## The exercise
Copy each line that has the string "дорогах" somewhere in it.

++++ Data provided ++++

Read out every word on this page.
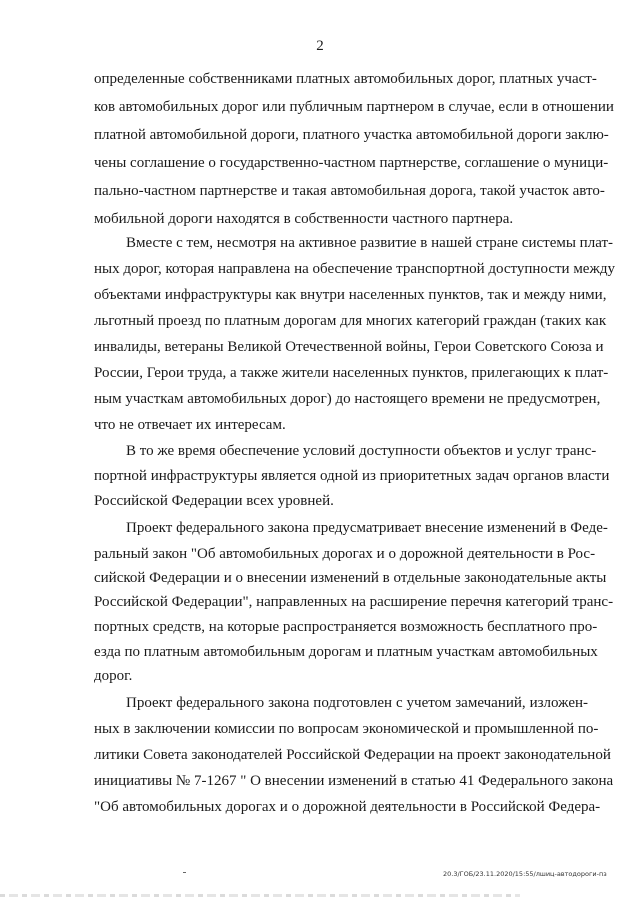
2
определенные собственниками платных автомобильных дорог, платных участ-
ков автомобильных дорог или публичным партнером в случае, если в отношении
платной автомобильной дороги, платного участка автомобильной дороги заклю-
чены соглашение о государственно-частном партнерстве, соглашение о муници-
пально-частном партнерстве и такая автомобильная дорога, такой участок авто-
мобильной дороги находятся в собственности частного партнера.
Вместе с тем, несмотря на активное развитие в нашей стране системы плат-
ных дорог, которая направлена на обеспечение транспортной доступности между
объектами инфраструктуры как внутри населенных пунктов, так и между ними,
льготный проезд по платным дорогам для многих категорий граждан (таких как
инвалиды, ветераны Великой Отечественной войны, Герои Советского Союза и
России, Герои труда, а также жители населенных пунктов, прилегающих к плат-
ным участкам автомобильных дорог) до настоящего времени не предусмотрен,
что не отвечает их интересам.
В то же время обеспечение условий доступности объектов и услуг транс-
портной инфраструктуры является одной из приоритетных задач органов власти
Российской Федерации всех уровней.
Проект федерального закона предусматривает внесение изменений в Феде-
ральный закон "Об автомобильных дорогах и о дорожной деятельности в Рос-
сийской Федерации и о внесении изменений в отдельные законодательные акты
Российской Федерации", направленных на расширение перечня категорий транс-
портных средств, на которые распространяется возможность бесплатного про-
езда по платным автомобильным дорогам и платным участкам автомобильных
дорог.
Проект федерального закона подготовлен с учетом замечаний, изложен-
ных в заключении комиссии по вопросам экономической и промышленной по-
литики Совета законодателей Российской Федерации на проект законодательной
инициативы № 7-1267 " О внесении изменений в статью 41 Федерального закона
"Об автомобильных дорогах и о дорожной деятельности в Российской Федера-
20.3/ГОБ/23.11.2020/15:55/лшиц-автодороги-пз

++++

## Exercise output
ральный закон "Об автомобильных дорогах и о дорожной деятельности в Рос-
"Об автомобильных дорогах и о дорожной деятельности в Российской Федера-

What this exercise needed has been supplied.